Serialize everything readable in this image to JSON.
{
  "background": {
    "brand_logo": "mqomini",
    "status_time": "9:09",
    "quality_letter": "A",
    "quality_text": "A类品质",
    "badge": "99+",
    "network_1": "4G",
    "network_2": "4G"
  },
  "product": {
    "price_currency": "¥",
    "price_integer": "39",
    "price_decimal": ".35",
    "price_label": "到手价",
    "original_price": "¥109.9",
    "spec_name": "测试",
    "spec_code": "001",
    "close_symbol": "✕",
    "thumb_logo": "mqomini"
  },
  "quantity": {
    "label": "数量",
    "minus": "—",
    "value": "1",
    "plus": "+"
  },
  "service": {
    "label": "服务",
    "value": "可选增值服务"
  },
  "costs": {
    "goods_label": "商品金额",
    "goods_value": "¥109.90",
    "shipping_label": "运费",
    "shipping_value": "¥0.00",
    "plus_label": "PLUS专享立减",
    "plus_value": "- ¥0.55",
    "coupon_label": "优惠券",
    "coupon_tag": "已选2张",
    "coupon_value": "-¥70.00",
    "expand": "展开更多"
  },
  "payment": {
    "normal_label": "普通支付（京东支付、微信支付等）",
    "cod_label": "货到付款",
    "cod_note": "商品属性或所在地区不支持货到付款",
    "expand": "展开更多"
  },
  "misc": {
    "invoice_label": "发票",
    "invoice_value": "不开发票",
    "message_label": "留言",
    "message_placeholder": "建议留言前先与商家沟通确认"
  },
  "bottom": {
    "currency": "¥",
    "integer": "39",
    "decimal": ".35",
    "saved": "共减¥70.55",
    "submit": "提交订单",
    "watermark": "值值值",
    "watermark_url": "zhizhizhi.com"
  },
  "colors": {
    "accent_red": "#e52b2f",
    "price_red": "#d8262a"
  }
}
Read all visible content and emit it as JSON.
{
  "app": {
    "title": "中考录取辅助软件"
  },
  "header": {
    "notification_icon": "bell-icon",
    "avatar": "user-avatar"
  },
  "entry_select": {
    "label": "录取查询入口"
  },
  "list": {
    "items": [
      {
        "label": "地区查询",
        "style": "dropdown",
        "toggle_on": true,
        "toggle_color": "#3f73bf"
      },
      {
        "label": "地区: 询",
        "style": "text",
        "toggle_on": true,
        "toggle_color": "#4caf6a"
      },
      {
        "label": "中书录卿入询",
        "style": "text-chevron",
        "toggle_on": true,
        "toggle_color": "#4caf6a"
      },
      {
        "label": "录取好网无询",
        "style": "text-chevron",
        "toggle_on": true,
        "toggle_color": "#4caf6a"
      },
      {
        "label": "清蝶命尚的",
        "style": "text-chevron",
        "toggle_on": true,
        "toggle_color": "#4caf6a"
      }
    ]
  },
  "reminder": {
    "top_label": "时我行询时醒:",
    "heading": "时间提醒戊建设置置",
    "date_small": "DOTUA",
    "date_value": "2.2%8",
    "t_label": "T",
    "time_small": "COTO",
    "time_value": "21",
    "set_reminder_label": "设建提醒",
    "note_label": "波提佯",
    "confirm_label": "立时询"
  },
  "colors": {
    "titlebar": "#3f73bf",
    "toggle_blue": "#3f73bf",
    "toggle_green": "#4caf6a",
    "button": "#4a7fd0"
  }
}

> _Objective_
All of the entries must be written out exactly as they stand.

> _Expected output_
Serialize everything readable in this image to JSON.
{
  "background": {
    "brand_logo": "mqomini",
    "status_time": "9:09",
    "quality_letter": "A",
    "quality_text": "A类品质",
    "badge": "99+",
    "network_1": "4G",
    "network_2": "4G"
  },
  "product": {
    "price_currency": "¥",
    "price_integer": "39",
    "price_decimal": ".35",
    "price_label": "到手价",
    "original_price": "¥109.9",
    "spec_name": "测试",
    "spec_code": "001",
    "close_symbol": "✕",
    "thumb_logo": "mqomini"
  },
  "quantity": {
    "label": "数量",
    "minus": "—",
    "value": "1",
    "plus": "+"
  },
  "service": {
    "label": "服务",
    "value": "可选增值服务"
  },
  "costs": {
    "goods_label": "商品金额",
    "goods_value": "¥109.90",
    "shipping_label": "运费",
    "shipping_value": "¥0.00",
    "plus_label": "PLUS专享立减",
    "plus_value": "- ¥0.55",
    "coupon_label": "优惠券",
    "coupon_tag": "已选2张",
    "coupon_value": "-¥70.00",
    "expand": "展开更多"
  },
  "payment": {
    "normal_label": "普通支付（京东支付、微信支付等）",
    "cod_label": "货到付款",
    "cod_note": "商品属性或所在地区不支持货到付款",
    "expand": "展开更多"
  },
  "misc": {
    "invoice_label": "发票",
    "invoice_value": "不开发票",
    "message_label": "留言",
    "message_placeholder": "建议留言前先与商家沟通确认"
  },
  "bottom": {
    "currency": "¥",
    "integer": "39",
    "decimal": ".35",
    "saved": "共减¥70.55",
    "submit": "提交订单",
    "watermark": "值值值",
    "watermark_url": "zhizhizhi.com"
  },
  "colors": {
    "accent_red": "#e52b2f",
    "price_red": "#d8262a"
  }
}
Read all visible content and emit it as JSON.
{
  "app": {
    "title": "中考录取辅助软件"
  },
  "header": {
    "notification_icon": "bell-icon",
    "avatar": "user-avatar"
  },
  "entry_select": {
    "label": "录取查询入口"
  },
  "list": {
    "items": [
      {
        "label": "地区查询",
        "style": "dropdown",
        "toggle_on": true,
        "toggle_color": "#3f73bf"
      },
      {
        "label": "地区: 询",
        "style": "text",
        "toggle_on": true,
        "toggle_color": "#4caf6a"
      },
      {
        "label": "中书录卿入询",
        "style": "text-chevron",
        "toggle_on": true,
        "toggle_color": "#4caf6a"
      },
      {
        "label": "录取好网无询",
        "style": "text-chevron",
        "toggle_on": true,
        "toggle_color": "#4caf6a"
      },
      {
        "label": "清蝶命尚的",
        "style": "text-chevron",
        "toggle_on": true,
        "toggle_color": "#4caf6a"
      }
    ]
  },
  "reminder": {
    "top_label": "时我行询时醒:",
    "heading": "时间提醒戊建设置置",
    "date_small": "DOTUA",
    "date_value": "2.2%8",
    "t_label": "T",
    "time_small": "COTO",
    "time_value": "21",
    "set_reminder_label": "设建提醒",
    "note_label": "波提佯",
    "confirm_label": "立时询"
  },
  "colors": {
    "titlebar": "#3f73bf",
    "toggle_blue": "#3f73bf",
    "toggle_green": "#4caf6a",
    "button": "#4a7fd0"
  }
}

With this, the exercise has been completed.